Copy out the data exactly, leaving the pictures behind.

(Stored entries)
####

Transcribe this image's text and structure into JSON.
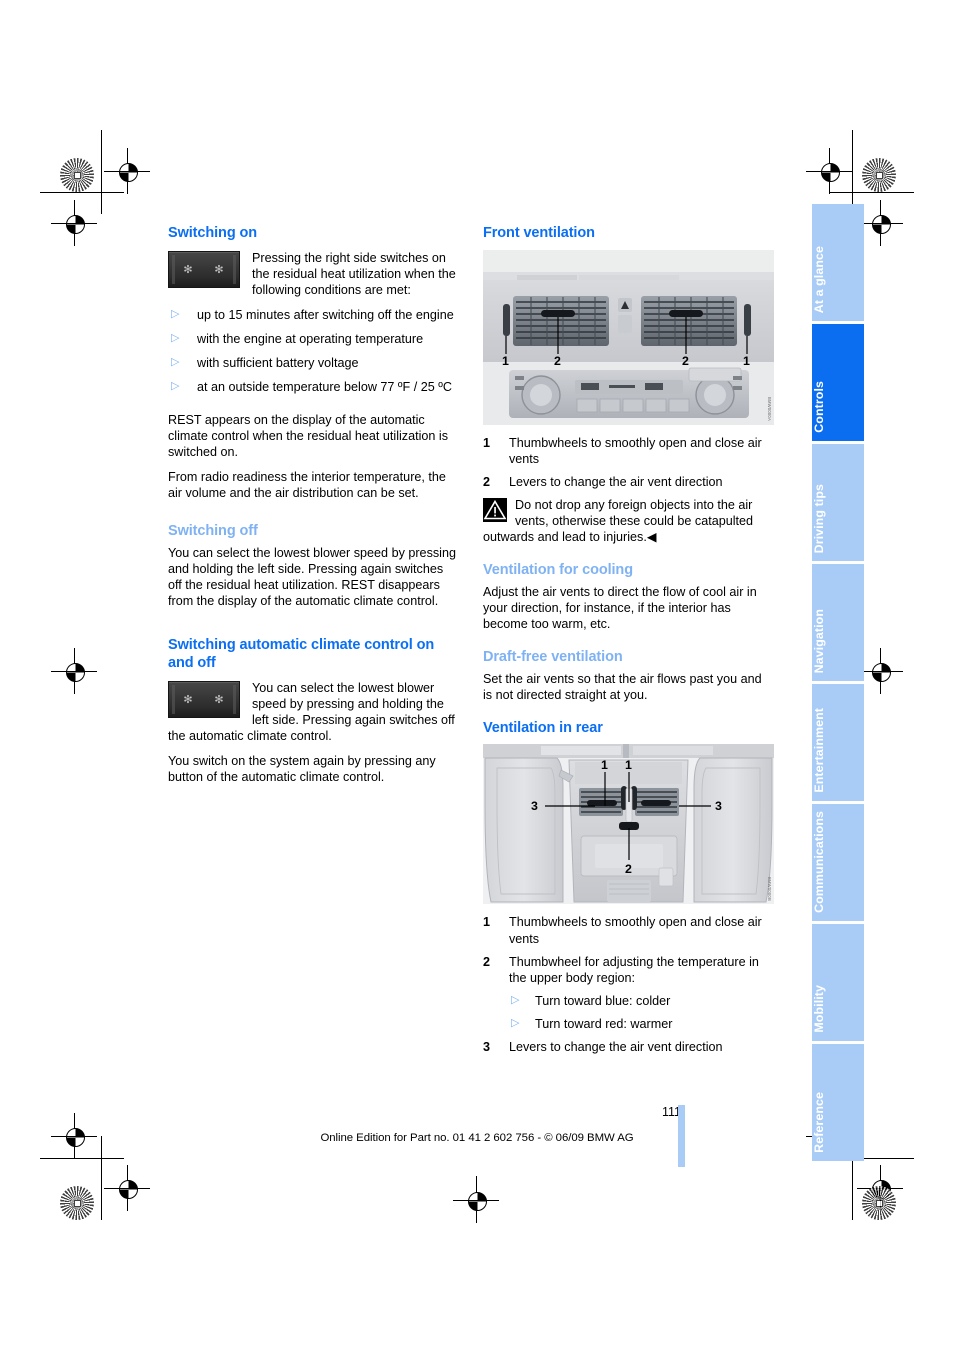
{
  "page": {
    "number": "111",
    "imprint": "Online Edition for Part no. 01 41 2 602 756 - © 06/09 BMW AG"
  },
  "left_column": {
    "heading_switching_on": "Switching on",
    "switch_on_intro": "Pressing the right side switches on the residual heat utilization when the following conditions are met:",
    "conditions": [
      "up to 15 minutes after switching off the engine",
      "with the engine at operating temperature",
      "with sufficient battery voltage",
      "at an outside temperature below 77 ºF / 25 ºC"
    ],
    "rest_paragraph": "REST appears on the display of the automatic climate control when the residual heat utilization is switched on.",
    "radio_paragraph": "From radio readiness the interior temperature, the air volume and the air distribution can be set.",
    "heading_switching_off": "Switching off",
    "switch_off_paragraph": "You can select the lowest blower speed by pressing and holding the left side. Pressing again switches off the residual heat utilization. REST disappears from the display of the automatic climate control.",
    "heading_auto_on_off": "Switching automatic climate control on and off",
    "auto_figure_paragraph": "You can select the lowest blower speed by pressing and holding the left side. Pressing again switches off the automatic climate control.",
    "auto_switch_on_paragraph": "You switch on the system again by pressing any button of the automatic climate control.",
    "button_graphic_icons": [
      "blower-fan-icon",
      "blower-fan-icon"
    ]
  },
  "right_column": {
    "heading_front_ventilation": "Front ventilation",
    "front_figure": {
      "name": "front-dashboard-air-vents-illustration",
      "callouts": [
        "1",
        "2",
        "2",
        "1"
      ]
    },
    "front_legend": [
      {
        "num": "1",
        "text": "Thumbwheels to smoothly open and close air vents"
      },
      {
        "num": "2",
        "text": "Levers to change the air vent direction"
      }
    ],
    "warning": {
      "icon": "warning-triangle-icon",
      "text": "Do not drop any foreign objects into the air vents, otherwise these could be catapulted outwards and lead to injuries.",
      "end_marker": "◀"
    },
    "heading_cooling": "Ventilation for cooling",
    "cooling_paragraph": "Adjust the air vents to direct the flow of cool air in your direction, for instance, if the interior has become too warm, etc.",
    "heading_draft_free": "Draft-free ventilation",
    "draft_free_paragraph": "Set the air vents so that the air flows past you and is not directed straight at you.",
    "heading_rear": "Ventilation in rear",
    "rear_figure": {
      "name": "rear-console-air-vents-illustration",
      "callouts": [
        "1",
        "1",
        "3",
        "3",
        "2"
      ]
    },
    "rear_legend": [
      {
        "num": "1",
        "text": "Thumbwheels to smoothly open and close air vents"
      },
      {
        "num": "2",
        "text": "Thumbwheel for adjusting the temperature in the upper body region:",
        "sub": [
          "Turn toward blue: colder",
          "Turn toward red: warmer"
        ]
      },
      {
        "num": "3",
        "text": "Levers to change the air vent direction"
      }
    ]
  },
  "sidebar": {
    "tabs": [
      {
        "label": "At a glance",
        "active": false
      },
      {
        "label": "Controls",
        "active": true
      },
      {
        "label": "Driving tips",
        "active": false
      },
      {
        "label": "Navigation",
        "active": false
      },
      {
        "label": "Entertainment",
        "active": false
      },
      {
        "label": "Communications",
        "active": false
      },
      {
        "label": "Mobility",
        "active": false
      },
      {
        "label": "Reference",
        "active": false
      }
    ]
  },
  "colors": {
    "heading_primary": "#0a6ff2",
    "heading_secondary": "#7fb2f3",
    "tab_inactive": "#a9ccf7",
    "tab_active": "#0b6df0",
    "figure_bg": "#e9eaec"
  }
}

####

EXERCISE SOLUTION:
Transcribe this image's text and structure into JSON.
{
  "page": {
    "number": "111",
    "imprint": "Online Edition for Part no. 01 41 2 602 756 - © 06/09 BMW AG"
  },
  "left_column": {
    "heading_switching_on": "Switching on",
    "switch_on_intro": "Pressing the right side switches on the residual heat utilization when the following conditions are met:",
    "conditions": [
      "up to 15 minutes after switching off the engine",
      "with the engine at operating temperature",
      "with sufficient battery voltage",
      "at an outside temperature below 77 ºF / 25 ºC"
    ],
    "rest_paragraph": "REST appears on the display of the automatic climate control when the residual heat utilization is switched on.",
    "radio_paragraph": "From radio readiness the interior temperature, the air volume and the air distribution can be set.",
    "heading_switching_off": "Switching off",
    "switch_off_paragraph": "You can select the lowest blower speed by pressing and holding the left side. Pressing again switches off the residual heat utilization. REST disappears from the display of the automatic climate control.",
    "heading_auto_on_off": "Switching automatic climate control on and off",
    "auto_figure_paragraph": "You can select the lowest blower speed by pressing and holding the left side. Pressing again switches off the automatic climate control.",
    "auto_switch_on_paragraph": "You switch on the system again by pressing any button of the automatic climate control.",
    "button_graphic_icons": [
      "blower-fan-icon",
      "blower-fan-icon"
    ]
  },
  "right_column": {
    "heading_front_ventilation": "Front ventilation",
    "front_figure": {
      "name": "front-dashboard-air-vents-illustration",
      "callouts": [
        "1",
        "2",
        "2",
        "1"
      ]
    },
    "front_legend": [
      {
        "num": "1",
        "text": "Thumbwheels to smoothly open and close air vents"
      },
      {
        "num": "2",
        "text": "Levers to change the air vent direction"
      }
    ],
    "warning": {
      "icon": "warning-triangle-icon",
      "text": "Do not drop any foreign objects into the air vents, otherwise these could be catapulted outwards and lead to injuries.",
      "end_marker": "◀"
    },
    "heading_cooling": "Ventilation for cooling",
    "cooling_paragraph": "Adjust the air vents to direct the flow of cool air in your direction, for instance, if the interior has become too warm, etc.",
    "heading_draft_free": "Draft-free ventilation",
    "draft_free_paragraph": "Set the air vents so that the air flows past you and is not directed straight at you.",
    "heading_rear": "Ventilation in rear",
    "rear_figure": {
      "name": "rear-console-air-vents-illustration",
      "callouts": [
        "1",
        "1",
        "3",
        "3",
        "2"
      ]
    },
    "rear_legend": [
      {
        "num": "1",
        "text": "Thumbwheels to smoothly open and close air vents"
      },
      {
        "num": "2",
        "text": "Thumbwheel for adjusting the temperature in the upper body region:",
        "sub": [
          "Turn toward blue: colder",
          "Turn toward red: warmer"
        ]
      },
      {
        "num": "3",
        "text": "Levers to change the air vent direction"
      }
    ]
  },
  "sidebar": {
    "tabs": [
      {
        "label": "At a glance",
        "active": false
      },
      {
        "label": "Controls",
        "active": true
      },
      {
        "label": "Driving tips",
        "active": false
      },
      {
        "label": "Navigation",
        "active": false
      },
      {
        "label": "Entertainment",
        "active": false
      },
      {
        "label": "Communications",
        "active": false
      },
      {
        "label": "Mobility",
        "active": false
      },
      {
        "label": "Reference",
        "active": false
      }
    ]
  },
  "colors": {
    "heading_primary": "#0a6ff2",
    "heading_secondary": "#7fb2f3",
    "tab_inactive": "#a9ccf7",
    "tab_active": "#0b6df0",
    "figure_bg": "#e9eaec"
  }
}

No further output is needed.